--- START Records ---
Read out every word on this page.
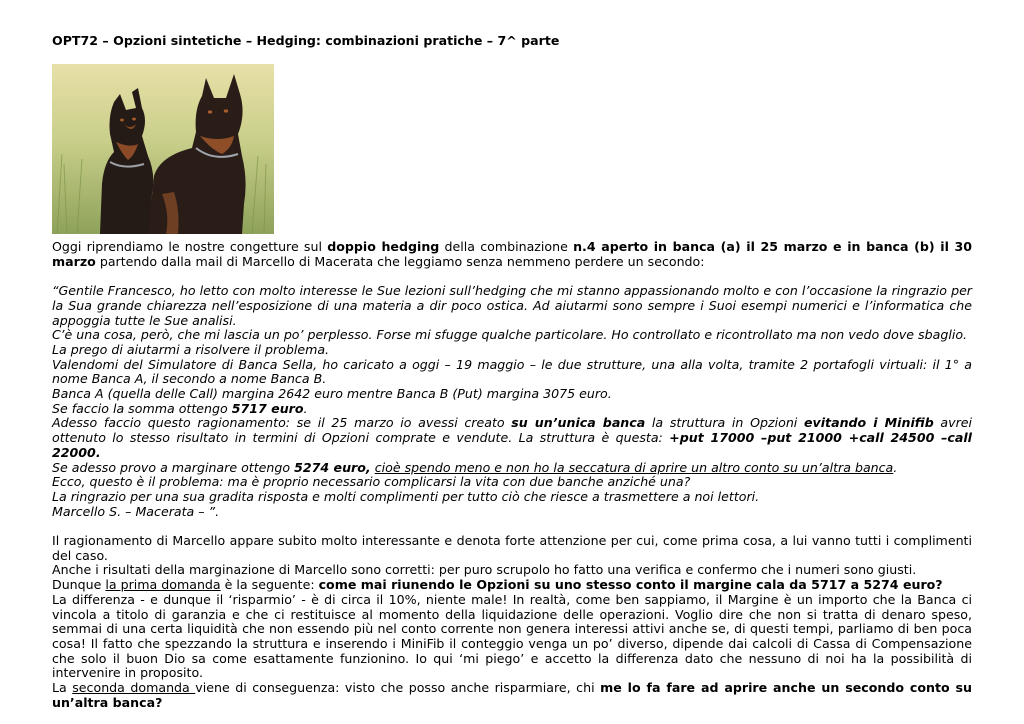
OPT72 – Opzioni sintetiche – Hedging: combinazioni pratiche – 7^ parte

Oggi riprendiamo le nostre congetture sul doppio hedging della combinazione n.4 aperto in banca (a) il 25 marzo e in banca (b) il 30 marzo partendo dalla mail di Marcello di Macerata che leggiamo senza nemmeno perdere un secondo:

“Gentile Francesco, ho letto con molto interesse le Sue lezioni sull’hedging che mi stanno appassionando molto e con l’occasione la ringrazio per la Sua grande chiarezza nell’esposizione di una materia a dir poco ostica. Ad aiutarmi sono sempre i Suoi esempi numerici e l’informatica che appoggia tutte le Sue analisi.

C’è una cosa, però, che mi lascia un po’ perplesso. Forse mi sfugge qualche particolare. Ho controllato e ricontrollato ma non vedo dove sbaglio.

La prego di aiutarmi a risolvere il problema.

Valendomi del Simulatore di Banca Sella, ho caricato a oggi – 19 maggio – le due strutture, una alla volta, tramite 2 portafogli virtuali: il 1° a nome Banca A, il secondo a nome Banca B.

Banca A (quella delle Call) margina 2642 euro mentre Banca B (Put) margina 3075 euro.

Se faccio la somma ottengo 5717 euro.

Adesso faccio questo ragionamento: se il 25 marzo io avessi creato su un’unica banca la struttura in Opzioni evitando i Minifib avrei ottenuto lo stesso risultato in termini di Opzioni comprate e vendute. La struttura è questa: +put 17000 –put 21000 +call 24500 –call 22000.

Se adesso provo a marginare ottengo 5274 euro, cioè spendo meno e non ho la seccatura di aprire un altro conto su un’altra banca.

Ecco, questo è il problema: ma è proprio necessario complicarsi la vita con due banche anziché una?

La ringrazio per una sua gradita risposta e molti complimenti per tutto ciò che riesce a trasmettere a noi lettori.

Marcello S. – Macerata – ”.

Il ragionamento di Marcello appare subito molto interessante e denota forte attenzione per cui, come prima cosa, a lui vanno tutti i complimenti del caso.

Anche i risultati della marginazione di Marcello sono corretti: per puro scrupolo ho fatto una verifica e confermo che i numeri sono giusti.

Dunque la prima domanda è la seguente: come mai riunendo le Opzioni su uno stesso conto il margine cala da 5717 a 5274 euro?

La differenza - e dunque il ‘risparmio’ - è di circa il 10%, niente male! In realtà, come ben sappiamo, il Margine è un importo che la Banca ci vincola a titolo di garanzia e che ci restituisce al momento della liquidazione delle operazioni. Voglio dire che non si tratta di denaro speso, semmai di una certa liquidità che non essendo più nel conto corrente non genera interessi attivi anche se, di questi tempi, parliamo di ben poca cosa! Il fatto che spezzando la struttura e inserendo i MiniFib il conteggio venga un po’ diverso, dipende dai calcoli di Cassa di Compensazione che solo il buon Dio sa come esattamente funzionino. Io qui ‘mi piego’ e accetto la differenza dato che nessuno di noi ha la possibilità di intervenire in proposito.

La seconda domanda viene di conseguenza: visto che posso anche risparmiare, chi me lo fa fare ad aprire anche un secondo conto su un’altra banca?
--- END Records ---
--- START Records ---
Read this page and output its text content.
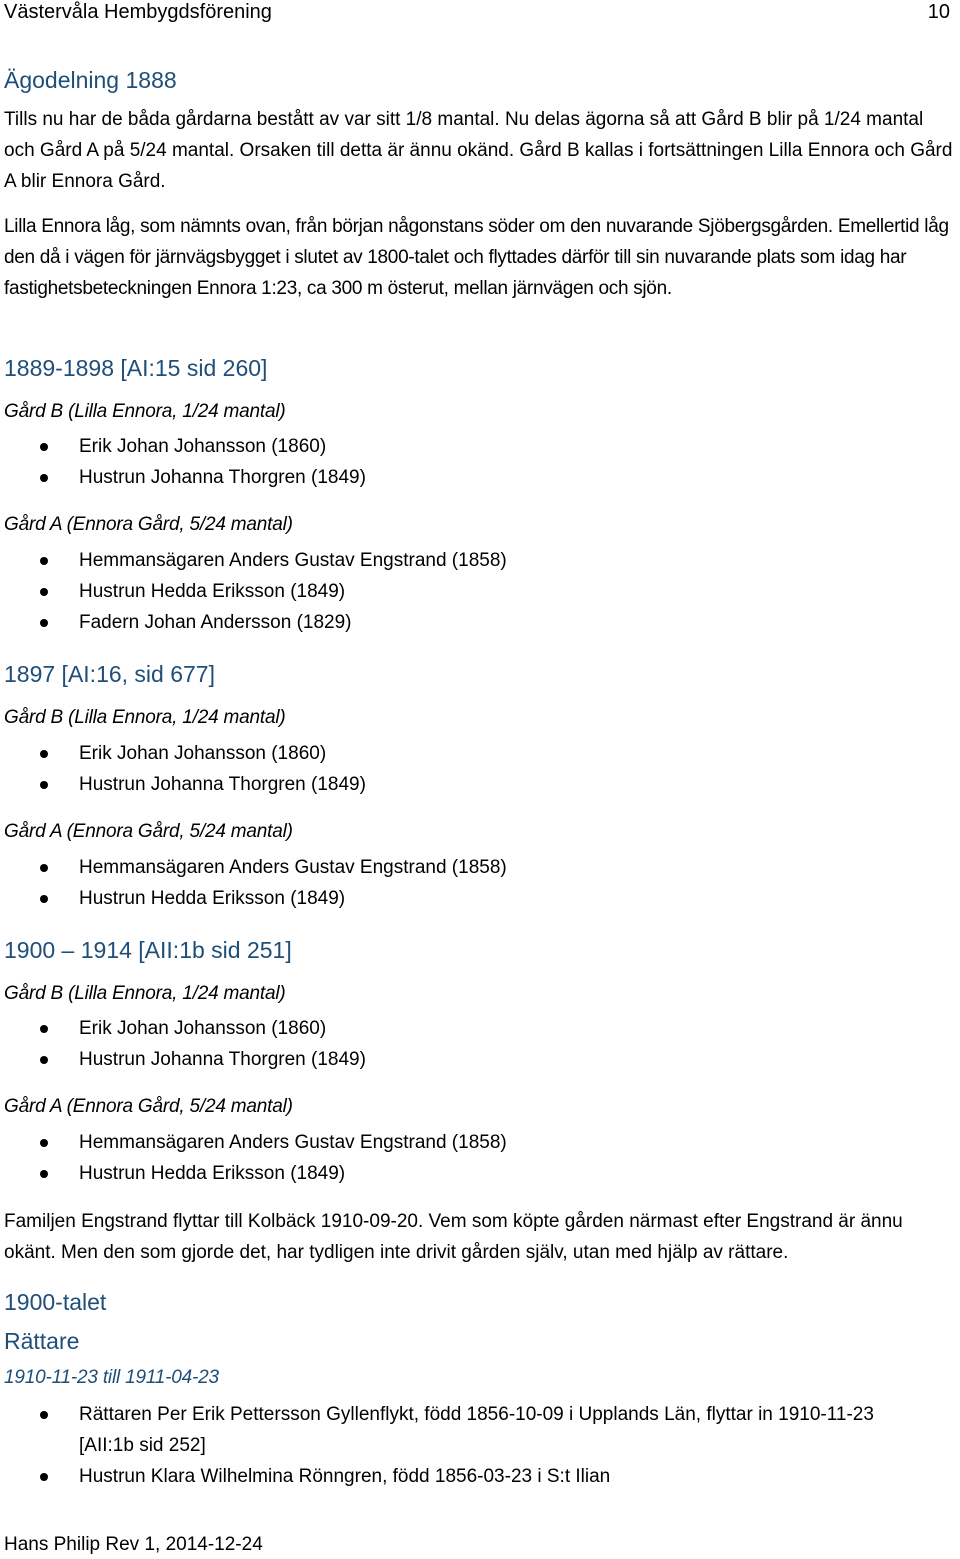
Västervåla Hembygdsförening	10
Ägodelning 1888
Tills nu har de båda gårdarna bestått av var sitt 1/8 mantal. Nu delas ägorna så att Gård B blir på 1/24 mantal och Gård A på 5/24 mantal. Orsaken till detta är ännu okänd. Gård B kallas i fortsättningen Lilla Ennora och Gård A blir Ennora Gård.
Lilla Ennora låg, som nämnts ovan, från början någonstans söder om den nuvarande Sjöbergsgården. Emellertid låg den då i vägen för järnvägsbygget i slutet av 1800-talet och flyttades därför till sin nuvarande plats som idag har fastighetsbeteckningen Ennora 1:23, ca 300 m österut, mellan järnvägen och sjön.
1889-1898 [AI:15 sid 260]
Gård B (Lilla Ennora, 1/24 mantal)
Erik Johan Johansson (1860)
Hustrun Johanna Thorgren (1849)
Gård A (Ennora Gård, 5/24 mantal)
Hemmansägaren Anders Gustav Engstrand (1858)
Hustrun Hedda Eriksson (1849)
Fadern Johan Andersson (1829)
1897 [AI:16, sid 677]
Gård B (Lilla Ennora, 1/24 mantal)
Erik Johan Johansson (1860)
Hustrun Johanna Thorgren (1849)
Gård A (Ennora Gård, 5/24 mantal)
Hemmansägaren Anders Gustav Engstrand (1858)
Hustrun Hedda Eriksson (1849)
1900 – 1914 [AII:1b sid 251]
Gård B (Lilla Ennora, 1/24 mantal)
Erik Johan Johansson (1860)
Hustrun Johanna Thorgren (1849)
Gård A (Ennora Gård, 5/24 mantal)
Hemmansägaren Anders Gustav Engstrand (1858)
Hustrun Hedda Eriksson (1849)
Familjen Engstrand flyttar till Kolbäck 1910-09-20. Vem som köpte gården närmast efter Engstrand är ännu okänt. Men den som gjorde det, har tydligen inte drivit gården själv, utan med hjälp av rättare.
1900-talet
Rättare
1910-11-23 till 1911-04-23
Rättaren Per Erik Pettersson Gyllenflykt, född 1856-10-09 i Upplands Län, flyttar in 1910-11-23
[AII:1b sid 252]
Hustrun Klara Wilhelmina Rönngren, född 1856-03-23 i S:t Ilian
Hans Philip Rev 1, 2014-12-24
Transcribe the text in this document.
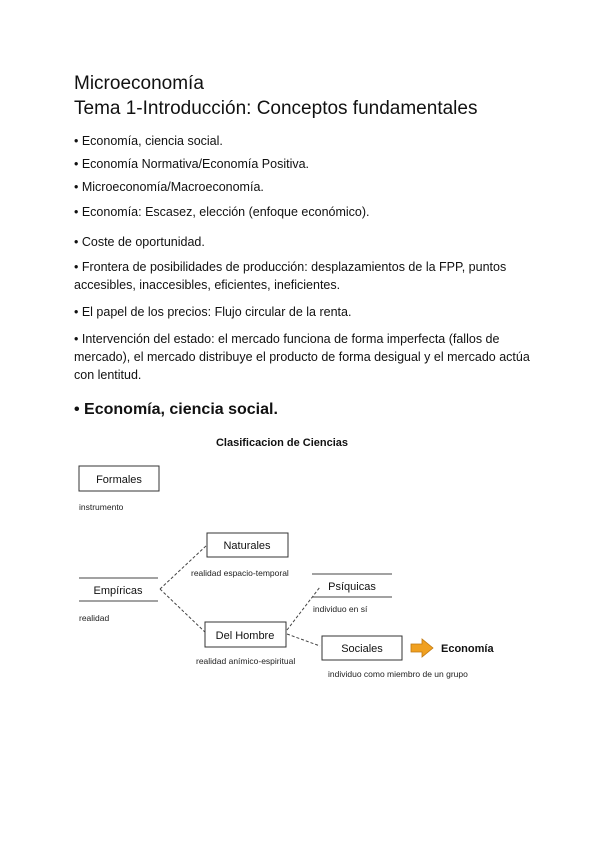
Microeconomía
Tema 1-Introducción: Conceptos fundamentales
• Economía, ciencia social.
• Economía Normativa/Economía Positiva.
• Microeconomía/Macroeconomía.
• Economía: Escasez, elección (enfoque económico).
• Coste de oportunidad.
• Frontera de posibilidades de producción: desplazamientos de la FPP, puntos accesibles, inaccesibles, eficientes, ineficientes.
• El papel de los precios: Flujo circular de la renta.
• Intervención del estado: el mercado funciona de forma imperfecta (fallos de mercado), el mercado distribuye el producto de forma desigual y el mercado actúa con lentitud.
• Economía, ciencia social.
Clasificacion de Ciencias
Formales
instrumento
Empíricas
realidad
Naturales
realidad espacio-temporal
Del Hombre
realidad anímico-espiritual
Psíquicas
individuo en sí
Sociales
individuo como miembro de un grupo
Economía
--- END Records ---
> **Exercise instructions**: Select all lines in the listing above where the word "Read" appears, and show them.

> **Written answer**:
Read out every word on this page.
Read this page and output its text content.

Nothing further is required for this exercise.